§ WHAT IS BEING ASKED
Render the rows below as a Markdown table with two columns, Number and Line, giving one entry per line and skipping blank lines. Leave the pictures out.

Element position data
# # #

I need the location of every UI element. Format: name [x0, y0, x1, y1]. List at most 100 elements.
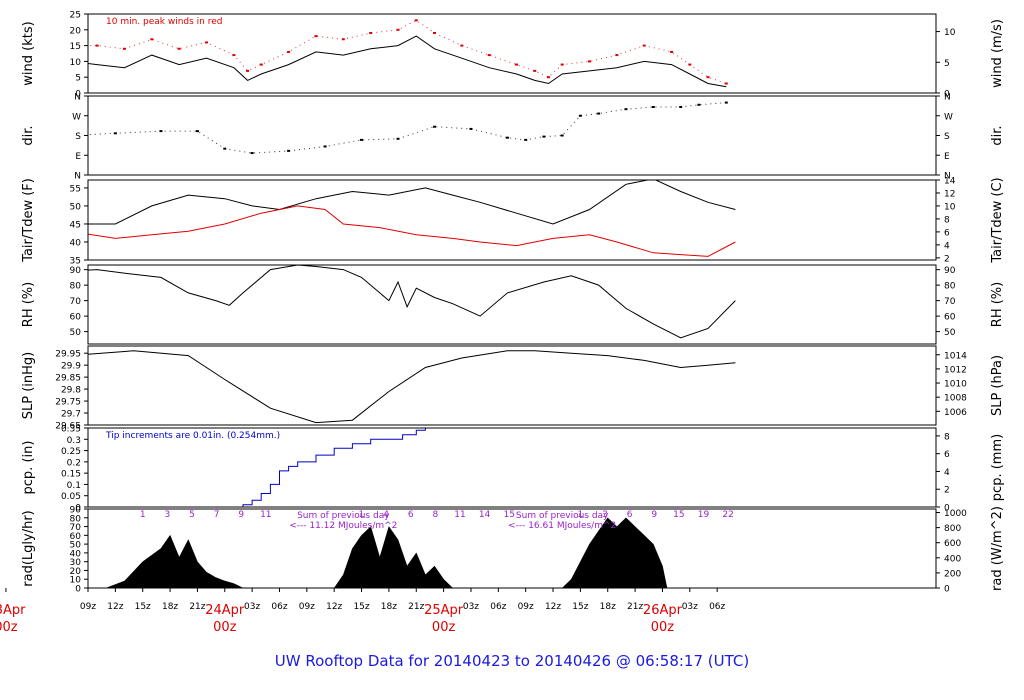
data-point: [287, 50, 291, 53]
left-tick-label: 50: [70, 202, 82, 212]
x-tick-label: 21z: [627, 602, 643, 612]
day-label: 24Apr: [205, 603, 245, 618]
right-tick-label: 4: [944, 241, 950, 251]
data-point: [515, 63, 519, 66]
series-area: [106, 517, 736, 588]
series-line: [88, 350, 736, 424]
panel-wind: 0 5 10 15 20 25 0 5 10 wind (kts) wind (m/s) 10 min…: [21, 11, 1005, 100]
series-temp-1: [88, 205, 736, 257]
left-tick-label: 80: [70, 514, 82, 524]
right-tick-label: 4: [944, 468, 950, 478]
right-tick-label: 12: [944, 189, 955, 199]
data-point: [651, 105, 655, 108]
ylabel-right-pcp: pcp. (mm): [990, 434, 1005, 501]
left-tick-label: W: [72, 112, 81, 122]
left-tick-label: 0.35: [61, 425, 81, 435]
right-tick-label: 2: [944, 486, 950, 496]
left-tick-label: 0.1: [67, 481, 81, 491]
left-tick-label: 15: [70, 42, 81, 52]
panel-frame-dir: [87, 95, 937, 176]
right-tick-label: 1010: [944, 380, 967, 390]
left-tick-label: N: [74, 172, 81, 182]
hour-marker: 3: [164, 510, 170, 520]
left-tick-label: 90: [70, 506, 82, 516]
ylabel-right-slp: SLP (hPa): [990, 355, 1005, 416]
hour-marker: 9: [651, 510, 657, 520]
day-label: 26Apr: [643, 603, 683, 618]
ylabel-left-slp: SLP (inHg): [21, 352, 36, 420]
hour-marker: 7: [214, 510, 220, 520]
data-point: [287, 149, 291, 152]
ylabel-left-pcp: pcp. (in): [21, 441, 36, 495]
data-point: [396, 137, 400, 140]
series-pcp-0: [88, 428, 736, 507]
series-temp-0: [88, 180, 736, 225]
right-tick-label: 10: [944, 28, 956, 38]
x-tick-label: 03z: [682, 602, 698, 612]
left-tick-label: 50: [70, 541, 82, 551]
day-label-z: 00z: [651, 620, 675, 635]
data-point: [177, 47, 181, 50]
hour-marker: 19: [698, 510, 710, 520]
left-tick-label: N: [74, 93, 81, 103]
left-tick-label: 25: [70, 11, 81, 21]
left-tick-label: 60: [70, 313, 82, 323]
left-tick-label: 0: [75, 90, 81, 100]
chart-title: UW Rooftop Data for 20140423 to 20140426…: [275, 652, 749, 670]
x-tick-label: 03z: [244, 602, 260, 612]
hour-marker: 15: [673, 510, 684, 520]
panel-frame-rh: [87, 264, 937, 345]
data-point: [360, 138, 364, 141]
panel-frame-slp: [87, 345, 937, 426]
right-tick-label: 1008: [944, 394, 967, 404]
x-tick-label: 21z: [189, 602, 205, 612]
series-step-line: [88, 428, 736, 507]
daily-sum-title: Sum of previous day: [516, 511, 609, 521]
right-tick-label: E: [944, 152, 950, 162]
daily-sum-value: <--- 11.12 MJoules/m^2: [289, 521, 397, 531]
left-tick-label: 60: [70, 532, 82, 542]
right-tick-label: 600: [944, 539, 961, 549]
data-point: [533, 69, 537, 72]
x-tick-label: 12z: [326, 602, 342, 612]
x-tick-label: 09z: [518, 602, 534, 612]
x-tick-label: 15z: [353, 602, 369, 612]
right-tick-label: 0: [944, 585, 950, 595]
right-tick-label: 60: [944, 313, 956, 323]
panel-frame-temp: [87, 179, 937, 261]
left-tick-label: 29.65: [55, 422, 81, 432]
panel-annotation-pcp: Tip increments are 0.01in. (0.254mm.): [105, 431, 280, 441]
left-tick-label: 30: [70, 558, 82, 568]
x-tick-label: 03z: [463, 602, 479, 612]
day-label-z: 00z: [432, 620, 456, 635]
left-tick-label: 0.2: [67, 458, 81, 468]
panel-temp: 35 40 45 50 55 2 4 6 8 10 12 14 Tair/Tdew (F) Tair/Td…: [21, 177, 1005, 267]
left-tick-label: 45: [70, 220, 81, 230]
right-tick-label: 8: [944, 432, 950, 442]
right-tick-label: 6: [944, 450, 950, 460]
day-label: 25Apr: [424, 603, 464, 618]
panel-rh: 50 60 70 80 90 50 60 70 80 90 RH (%) RH (%): [21, 264, 1005, 345]
left-tick-label: 20: [70, 26, 82, 36]
data-point: [259, 63, 263, 66]
x-tick-label: 12z: [107, 602, 123, 612]
right-tick-label: 5: [944, 59, 950, 69]
x-tick-label: 06z: [709, 602, 725, 612]
data-point: [597, 112, 601, 115]
panel-annotation-wind: 10 min. peak winds in red: [106, 17, 223, 27]
series-rh-0: [88, 265, 736, 339]
right-tick-label: 14: [944, 177, 956, 187]
x-tick-label: 06z: [271, 602, 287, 612]
left-tick-label: 35: [70, 257, 81, 267]
hour-marker: 22: [722, 510, 733, 520]
left-tick-label: 0: [75, 504, 81, 514]
series-dir-0: [88, 101, 728, 155]
right-tick-label: 80: [944, 282, 956, 292]
left-tick-label: 0.3: [67, 436, 81, 446]
data-point: [615, 54, 619, 57]
x-tick-label: 09z: [80, 602, 96, 612]
panel-frame-wind: [87, 13, 937, 94]
ylabel-left-dir: dir.: [21, 125, 36, 145]
left-tick-label: 10: [70, 576, 82, 586]
data-point: [542, 135, 546, 138]
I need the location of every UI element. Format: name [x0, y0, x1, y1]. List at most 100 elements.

# # #

§ THE REPLY
| Number | Line |
|---|---|
| 1 | I need the location of every UI element. Format: name [x0, y0, x1, y1]. List at most 100 elements. |
| 2 | data-point: [287, 50, 291, 53] |
| 3 | left-tick-label: 50: [70, 202, 82, 212] |
| 4 | x-tick-label: 21z: [627, 602, 643, 612] |
| 5 | day-label: 24Apr: [205, 603, 245, 618] |
| 6 | right-tick-label: 4: [944, 241, 950, 251] |
| 7 | data-point: [515, 63, 519, 66] |
| 8 | series-area: [106, 517, 736, 588] |
| 9 | series-line: [88, 350, 736, 424] |
| 10 | panel-wind: 0 5 10 15 20 25 0 5 10 wind (kts) wind (m/s) 10 min…: [21, 11, 1005, 100] |
| 11 | series-temp-1: [88, 205, 736, 257] |
| 12 | left-tick-label: 80: [70, 514, 82, 524] |
| 13 | right-tick-label: 4: [944, 468, 950, 478] |
| 14 | right-tick-label: 12: [944, 189, 955, 199] |
| 15 | data-point: [651, 105, 655, 108] |
| 16 | ylabel-right-pcp: pcp. (mm): [990, 434, 1005, 501] |
| 17 | left-tick-label: W: [72, 112, 81, 122] |
| 18 | left-tick-label: 0.35: [61, 425, 81, 435] |
| 19 | right-tick-label: 2: [944, 486, 950, 496] |
| 20 | left-tick-label: 0.1: [67, 481, 81, 491] |
| 21 | left-tick-label: 15: [70, 42, 81, 52] |
| 22 | panel-frame-dir: [87, 95, 937, 176] |
| 23 | right-tick-label: 1010: [944, 380, 967, 390] |
| 24 | left-tick-label: N: [74, 172, 81, 182] |
| 25 | hour-marker: 3: [164, 510, 170, 520] |
| 26 | left-tick-label: 90: [70, 506, 82, 516] |
| 27 | ylabel-right-slp: SLP (hPa): [990, 355, 1005, 416] |
| 28 | hour-marker: 9: [651, 510, 657, 520] |
| 29 | day-label: 26Apr: [643, 603, 683, 618] |
| 30 | ylabel-left-slp: SLP (inHg): [21, 352, 36, 420] |
| 31 | hour-marker: 7: [214, 510, 220, 520] |
| 32 | data-point: [287, 149, 291, 152] |
| 33 | ylabel-left-pcp: pcp. (in): [21, 441, 36, 495] |
| 34 | data-point: [396, 137, 400, 140] |
| 35 | series-pcp-0: [88, 428, 736, 507] |
| 36 | series-temp-0: [88, 180, 736, 225] |
| 37 | right-tick-label: 10: [944, 28, 956, 38] |
| 38 | x-tick-label: 03z: [682, 602, 698, 612] |
| 39 | left-tick-label: 50: [70, 541, 82, 551] |
| 40 | day-label-z: 00z: [651, 620, 675, 635] |
| 41 | data-point: [177, 47, 181, 50] |
| 42 | hour-marker: 19: [698, 510, 710, 520] |
| 43 | left-tick-label: N: [74, 93, 81, 103] |
| 44 | left-tick-label: 25: [70, 11, 81, 21] |
| 45 | left-tick-label: 60: [70, 313, 82, 323] |
| 46 | left-tick-label: 0: [75, 90, 81, 100] |
| 47 | chart-title: UW Rooftop Data for 20140423 to 20140426…: [275, 652, 749, 670] |
| 48 | x-tick-label: 03z: [244, 602, 260, 612] |
| 49 | hour-marker: 15: [673, 510, 684, 520] |
| 50 | panel-frame-rh: [87, 264, 937, 345] |
| 51 | data-point: [360, 138, 364, 141] |
| 52 | panel-frame-slp: [87, 345, 937, 426] |
| 53 | right-tick-label: 1008: [944, 394, 967, 404] |
| 54 | x-tick-label: 21z: [189, 602, 205, 612] |
| 55 | series-step-line: [88, 428, 736, 507] |
| 56 | daily-sum-title: Sum of previous day: [516, 511, 609, 521] |
| 57 | right-tick-label: E: [944, 152, 950, 162] |
| 58 | daily-sum-value: <--- 11.12 MJoules/m^2: [289, 521, 397, 531] |
| 59 | left-tick-label: 60: [70, 532, 82, 542] |
| 60 | right-tick-label: 600: [944, 539, 961, 549] |
| 61 | data-point: [533, 69, 537, 72] |
| 62 | x-tick-label: 12z: [326, 602, 342, 612] |
| 63 | x-tick-label: 09z: [518, 602, 534, 612] |
| 64 | x-tick-label: 15z: [353, 602, 369, 612] |
| 65 | right-tick-label: 0: [944, 585, 950, 595] |
| 66 | right-tick-label: 60: [944, 313, 956, 323] |
| 67 | panel-frame-temp: [87, 179, 937, 261] |
| 68 | left-tick-label: 29.65: [55, 422, 81, 432] |
| 69 | panel-annotation-pcp: Tip increments are 0.01in. (0.254mm.): [105, 431, 280, 441] |
| 70 | left-tick-label: 30: [70, 558, 82, 568] |
| 71 | x-tick-label: 03z: [463, 602, 479, 612] |
| 72 | day-label-z: 00z: [432, 620, 456, 635] |
| 73 | left-tick-label: 0.2: [67, 458, 81, 468] |
| 74 | panel-temp: 35 40 45 50 55 2 4 6 8 10 12 14 Tair/Tdew (F) Tair/Td…: [21, 177, 1005, 267] |
| 75 | left-tick-label: 45: [70, 220, 81, 230] |
| 76 | right-tick-label: 8: [944, 432, 950, 442] |
| 77 | right-tick-label: 6: [944, 450, 950, 460] |
| 78 | day-label: 25Apr: [424, 603, 464, 618] |
| 79 | panel-rh: 50 60 70 80 90 50 60 70 80 90 RH (%) RH (%): [21, 264, 1005, 345] |
| 80 | left-tick-label: 20: [70, 26, 82, 36] |
| 81 | data-point: [259, 63, 263, 66] |
| 82 | x-tick-label: 12z: [107, 602, 123, 612] |
| 83 | right-tick-label: 5: [944, 59, 950, 69] |
| 84 | x-tick-label: 06z: [709, 602, 725, 612] |
| 85 | data-point: [597, 112, 601, 115] |
| 86 | panel-annotation-wind: 10 min. peak winds in red: [106, 17, 223, 27] |
| 87 | series-rh-0: [88, 265, 736, 339] |
| 88 | right-tick-label: 14: [944, 177, 956, 187] |
| 89 | x-tick-label: 06z: [271, 602, 287, 612] |
| 90 | left-tick-label: 35: [70, 257, 81, 267] |
| 91 | hour-marker: 22: [722, 510, 733, 520] |
| 92 | left-tick-label: 0: [75, 504, 81, 514] |
| 93 | series-dir-0: [88, 101, 728, 155] |
| 94 | right-tick-label: 80: [944, 282, 956, 292] |
| 95 | left-tick-label: 0.3: [67, 436, 81, 446] |
| 96 | data-point: [615, 54, 619, 57] |
| 97 | x-tick-label: 09z: [80, 602, 96, 612] |
| 98 | panel-frame-wind: [87, 13, 937, 94] |
| 99 | ylabel-left-dir: dir.: [21, 125, 36, 145] |
| 100 | left-tick-label: 10: [70, 576, 82, 586] |
| 101 | data-point: [542, 135, 546, 138] |
| 102 | I need the location of every UI element. Format: name [x0, y0, x1, y1]. List at most 100 elements. |